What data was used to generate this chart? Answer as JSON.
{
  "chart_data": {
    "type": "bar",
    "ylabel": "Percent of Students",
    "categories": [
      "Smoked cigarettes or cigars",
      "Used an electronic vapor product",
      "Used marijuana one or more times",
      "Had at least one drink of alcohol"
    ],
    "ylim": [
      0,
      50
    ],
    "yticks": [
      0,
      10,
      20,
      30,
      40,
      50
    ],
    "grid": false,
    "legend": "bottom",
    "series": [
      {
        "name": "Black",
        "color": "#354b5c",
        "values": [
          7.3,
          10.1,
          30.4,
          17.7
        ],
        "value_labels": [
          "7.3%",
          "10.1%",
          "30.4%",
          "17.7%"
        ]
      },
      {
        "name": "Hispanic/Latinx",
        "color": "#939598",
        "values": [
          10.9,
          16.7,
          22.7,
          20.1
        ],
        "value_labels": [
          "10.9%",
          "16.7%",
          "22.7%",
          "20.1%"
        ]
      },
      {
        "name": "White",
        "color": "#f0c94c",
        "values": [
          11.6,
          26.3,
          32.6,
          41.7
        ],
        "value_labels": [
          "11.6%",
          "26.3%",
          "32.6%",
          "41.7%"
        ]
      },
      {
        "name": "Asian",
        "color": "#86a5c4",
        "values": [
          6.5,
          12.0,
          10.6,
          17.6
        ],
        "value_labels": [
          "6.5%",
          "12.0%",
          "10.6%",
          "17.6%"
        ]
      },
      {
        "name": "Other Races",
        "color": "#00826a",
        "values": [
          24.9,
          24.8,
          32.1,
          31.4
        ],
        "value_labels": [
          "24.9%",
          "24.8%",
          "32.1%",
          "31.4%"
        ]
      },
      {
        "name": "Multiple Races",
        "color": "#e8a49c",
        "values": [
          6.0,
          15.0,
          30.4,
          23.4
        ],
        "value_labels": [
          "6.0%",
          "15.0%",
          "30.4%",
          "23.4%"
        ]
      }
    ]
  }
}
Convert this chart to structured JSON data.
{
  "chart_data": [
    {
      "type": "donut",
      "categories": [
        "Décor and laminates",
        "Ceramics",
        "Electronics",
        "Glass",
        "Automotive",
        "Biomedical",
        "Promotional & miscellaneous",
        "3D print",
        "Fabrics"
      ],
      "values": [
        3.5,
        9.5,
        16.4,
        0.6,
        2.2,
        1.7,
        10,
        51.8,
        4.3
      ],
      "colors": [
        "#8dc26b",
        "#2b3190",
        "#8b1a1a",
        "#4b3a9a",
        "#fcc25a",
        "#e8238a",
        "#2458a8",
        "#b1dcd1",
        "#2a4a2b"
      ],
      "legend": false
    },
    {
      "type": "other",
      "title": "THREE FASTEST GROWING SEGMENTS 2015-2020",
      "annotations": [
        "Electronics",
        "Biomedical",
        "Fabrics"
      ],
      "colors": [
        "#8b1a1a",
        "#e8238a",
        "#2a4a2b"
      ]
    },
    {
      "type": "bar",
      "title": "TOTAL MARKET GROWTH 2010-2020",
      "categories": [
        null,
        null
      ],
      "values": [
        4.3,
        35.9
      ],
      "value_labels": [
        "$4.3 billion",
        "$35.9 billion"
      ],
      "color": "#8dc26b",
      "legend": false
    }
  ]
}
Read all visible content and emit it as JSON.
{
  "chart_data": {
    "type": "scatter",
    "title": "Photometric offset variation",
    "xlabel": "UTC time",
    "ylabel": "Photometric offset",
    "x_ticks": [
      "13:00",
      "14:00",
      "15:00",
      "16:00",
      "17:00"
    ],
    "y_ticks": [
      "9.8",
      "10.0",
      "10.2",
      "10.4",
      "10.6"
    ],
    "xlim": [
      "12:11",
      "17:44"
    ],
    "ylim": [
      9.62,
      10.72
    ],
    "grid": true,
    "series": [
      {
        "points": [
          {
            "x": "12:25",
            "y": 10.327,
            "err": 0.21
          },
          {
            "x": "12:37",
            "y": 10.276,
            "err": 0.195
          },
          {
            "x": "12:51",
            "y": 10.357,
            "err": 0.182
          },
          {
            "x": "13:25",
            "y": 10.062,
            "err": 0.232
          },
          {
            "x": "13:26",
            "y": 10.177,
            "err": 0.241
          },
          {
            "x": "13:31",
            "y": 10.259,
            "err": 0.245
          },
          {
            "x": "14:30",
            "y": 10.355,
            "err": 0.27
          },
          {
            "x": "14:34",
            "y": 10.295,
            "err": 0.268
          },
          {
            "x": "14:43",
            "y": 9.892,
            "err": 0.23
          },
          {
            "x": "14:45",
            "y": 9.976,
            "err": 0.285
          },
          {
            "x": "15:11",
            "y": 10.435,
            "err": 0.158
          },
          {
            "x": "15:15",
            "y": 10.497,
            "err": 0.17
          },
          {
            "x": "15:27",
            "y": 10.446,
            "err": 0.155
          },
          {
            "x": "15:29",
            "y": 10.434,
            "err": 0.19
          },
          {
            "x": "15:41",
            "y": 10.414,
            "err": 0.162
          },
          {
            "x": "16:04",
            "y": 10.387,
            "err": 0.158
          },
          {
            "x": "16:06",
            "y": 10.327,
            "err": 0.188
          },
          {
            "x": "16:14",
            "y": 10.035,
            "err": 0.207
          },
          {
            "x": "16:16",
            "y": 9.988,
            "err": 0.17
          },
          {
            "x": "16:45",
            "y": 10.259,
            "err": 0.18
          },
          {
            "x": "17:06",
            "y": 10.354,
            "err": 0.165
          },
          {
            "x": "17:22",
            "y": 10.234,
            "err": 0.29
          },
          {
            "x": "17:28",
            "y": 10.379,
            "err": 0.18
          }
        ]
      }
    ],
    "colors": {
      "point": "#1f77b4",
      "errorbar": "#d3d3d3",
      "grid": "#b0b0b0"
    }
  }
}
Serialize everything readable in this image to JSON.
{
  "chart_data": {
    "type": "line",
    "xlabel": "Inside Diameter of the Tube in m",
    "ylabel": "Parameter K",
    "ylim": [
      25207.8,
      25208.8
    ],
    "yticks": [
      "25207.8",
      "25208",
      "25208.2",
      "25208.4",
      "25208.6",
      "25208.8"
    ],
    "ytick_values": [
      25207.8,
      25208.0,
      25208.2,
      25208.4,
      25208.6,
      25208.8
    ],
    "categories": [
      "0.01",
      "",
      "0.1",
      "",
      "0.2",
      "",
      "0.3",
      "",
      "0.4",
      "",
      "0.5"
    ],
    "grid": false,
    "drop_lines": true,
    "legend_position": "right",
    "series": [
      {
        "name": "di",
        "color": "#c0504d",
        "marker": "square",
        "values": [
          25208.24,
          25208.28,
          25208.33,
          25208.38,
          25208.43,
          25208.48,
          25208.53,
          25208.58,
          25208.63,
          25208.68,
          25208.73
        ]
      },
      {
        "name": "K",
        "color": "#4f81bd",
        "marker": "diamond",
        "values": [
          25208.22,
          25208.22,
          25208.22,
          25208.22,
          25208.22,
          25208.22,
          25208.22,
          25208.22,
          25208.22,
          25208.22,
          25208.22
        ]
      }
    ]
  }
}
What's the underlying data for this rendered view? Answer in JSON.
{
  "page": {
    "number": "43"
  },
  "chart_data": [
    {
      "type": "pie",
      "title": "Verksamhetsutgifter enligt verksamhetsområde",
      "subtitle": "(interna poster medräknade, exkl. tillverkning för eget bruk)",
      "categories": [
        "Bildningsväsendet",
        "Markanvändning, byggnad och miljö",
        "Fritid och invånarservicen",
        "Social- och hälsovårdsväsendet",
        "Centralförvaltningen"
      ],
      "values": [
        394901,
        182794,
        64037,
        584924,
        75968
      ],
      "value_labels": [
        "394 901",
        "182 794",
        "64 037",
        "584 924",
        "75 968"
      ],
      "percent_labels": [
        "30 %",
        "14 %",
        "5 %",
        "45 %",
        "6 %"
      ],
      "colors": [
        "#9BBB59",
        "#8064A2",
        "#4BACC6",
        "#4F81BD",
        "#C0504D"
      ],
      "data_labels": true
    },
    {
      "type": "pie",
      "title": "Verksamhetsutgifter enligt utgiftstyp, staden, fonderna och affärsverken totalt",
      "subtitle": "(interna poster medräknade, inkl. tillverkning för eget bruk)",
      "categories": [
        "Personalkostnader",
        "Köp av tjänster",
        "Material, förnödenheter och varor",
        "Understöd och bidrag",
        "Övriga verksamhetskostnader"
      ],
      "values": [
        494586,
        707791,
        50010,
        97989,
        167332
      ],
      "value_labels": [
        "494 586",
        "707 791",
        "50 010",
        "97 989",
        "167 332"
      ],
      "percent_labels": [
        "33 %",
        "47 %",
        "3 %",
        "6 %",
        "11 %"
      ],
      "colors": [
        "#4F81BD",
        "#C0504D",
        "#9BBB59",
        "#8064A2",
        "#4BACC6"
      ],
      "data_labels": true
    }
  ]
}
* * *
▸ **DIRECTIVE**:
Among these entries, how many lines include the string "interna"? Reply with the number by itself.

▸ **OUTPUT FOR THIS EXERCISE**:
2